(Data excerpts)

────────────────────────────────────────

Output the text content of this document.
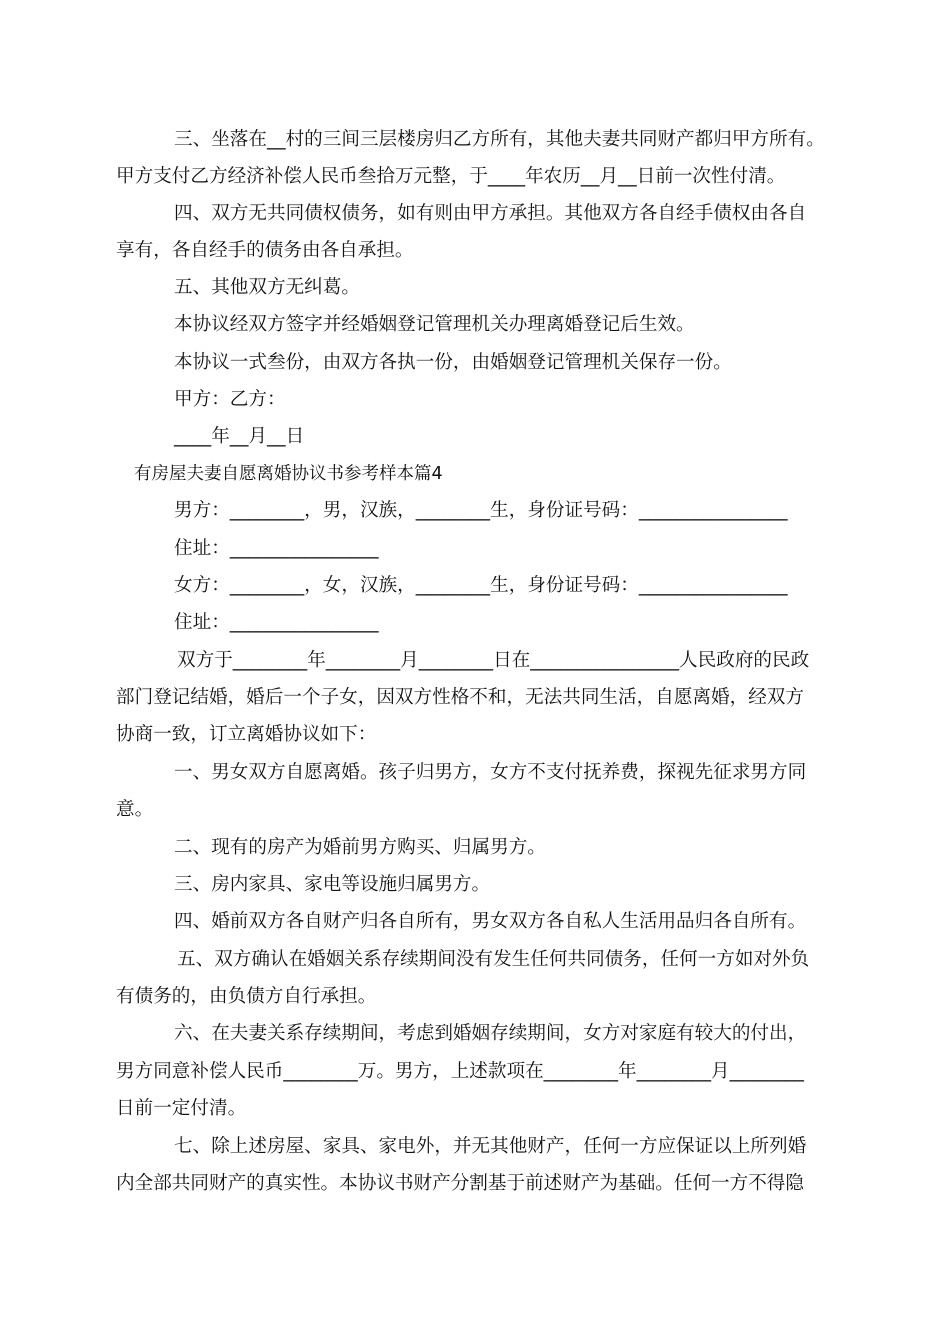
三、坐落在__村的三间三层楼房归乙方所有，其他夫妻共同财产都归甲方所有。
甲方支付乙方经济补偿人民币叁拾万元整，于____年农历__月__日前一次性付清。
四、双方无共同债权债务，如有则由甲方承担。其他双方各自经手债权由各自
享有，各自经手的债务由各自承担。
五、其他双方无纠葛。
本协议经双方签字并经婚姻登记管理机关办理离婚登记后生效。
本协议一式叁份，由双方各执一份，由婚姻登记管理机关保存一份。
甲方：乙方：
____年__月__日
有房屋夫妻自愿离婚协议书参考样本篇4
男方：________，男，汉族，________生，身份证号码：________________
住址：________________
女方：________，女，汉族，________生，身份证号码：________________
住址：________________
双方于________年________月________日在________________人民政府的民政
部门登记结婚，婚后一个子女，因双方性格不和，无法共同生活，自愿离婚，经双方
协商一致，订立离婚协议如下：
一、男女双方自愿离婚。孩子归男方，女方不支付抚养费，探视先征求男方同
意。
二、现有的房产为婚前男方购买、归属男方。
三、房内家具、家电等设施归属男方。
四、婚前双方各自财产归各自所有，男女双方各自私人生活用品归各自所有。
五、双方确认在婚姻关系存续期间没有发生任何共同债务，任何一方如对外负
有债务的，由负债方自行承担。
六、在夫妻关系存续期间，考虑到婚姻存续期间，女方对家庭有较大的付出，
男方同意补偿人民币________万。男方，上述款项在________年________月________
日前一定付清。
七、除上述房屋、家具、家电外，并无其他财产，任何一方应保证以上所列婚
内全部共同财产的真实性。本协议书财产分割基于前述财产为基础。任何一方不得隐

────────────────────────────────────────

§ Exercise brief: All of the entries above should be duplicated exactly, except for the pictures.

§ Response:
Output the text content of this document.
三、坐落在__村的三间三层楼房归乙方所有，其他夫妻共同财产都归甲方所有。
甲方支付乙方经济补偿人民币叁拾万元整，于____年农历__月__日前一次性付清。
四、双方无共同债权债务，如有则由甲方承担。其他双方各自经手债权由各自
享有，各自经手的债务由各自承担。
五、其他双方无纠葛。
本协议经双方签字并经婚姻登记管理机关办理离婚登记后生效。
本协议一式叁份，由双方各执一份，由婚姻登记管理机关保存一份。
甲方：乙方：
____年__月__日
有房屋夫妻自愿离婚协议书参考样本篇4
男方：________，男，汉族，________生，身份证号码：________________
住址：________________
女方：________，女，汉族，________生，身份证号码：________________
住址：________________
双方于________年________月________日在________________人民政府的民政
部门登记结婚，婚后一个子女，因双方性格不和，无法共同生活，自愿离婚，经双方
协商一致，订立离婚协议如下：
一、男女双方自愿离婚。孩子归男方，女方不支付抚养费，探视先征求男方同
意。
二、现有的房产为婚前男方购买、归属男方。
三、房内家具、家电等设施归属男方。
四、婚前双方各自财产归各自所有，男女双方各自私人生活用品归各自所有。
五、双方确认在婚姻关系存续期间没有发生任何共同债务，任何一方如对外负
有债务的，由负债方自行承担。
六、在夫妻关系存续期间，考虑到婚姻存续期间，女方对家庭有较大的付出，
男方同意补偿人民币________万。男方，上述款项在________年________月________
日前一定付清。
七、除上述房屋、家具、家电外，并无其他财产，任何一方应保证以上所列婚
内全部共同财产的真实性。本协议书财产分割基于前述财产为基础。任何一方不得隐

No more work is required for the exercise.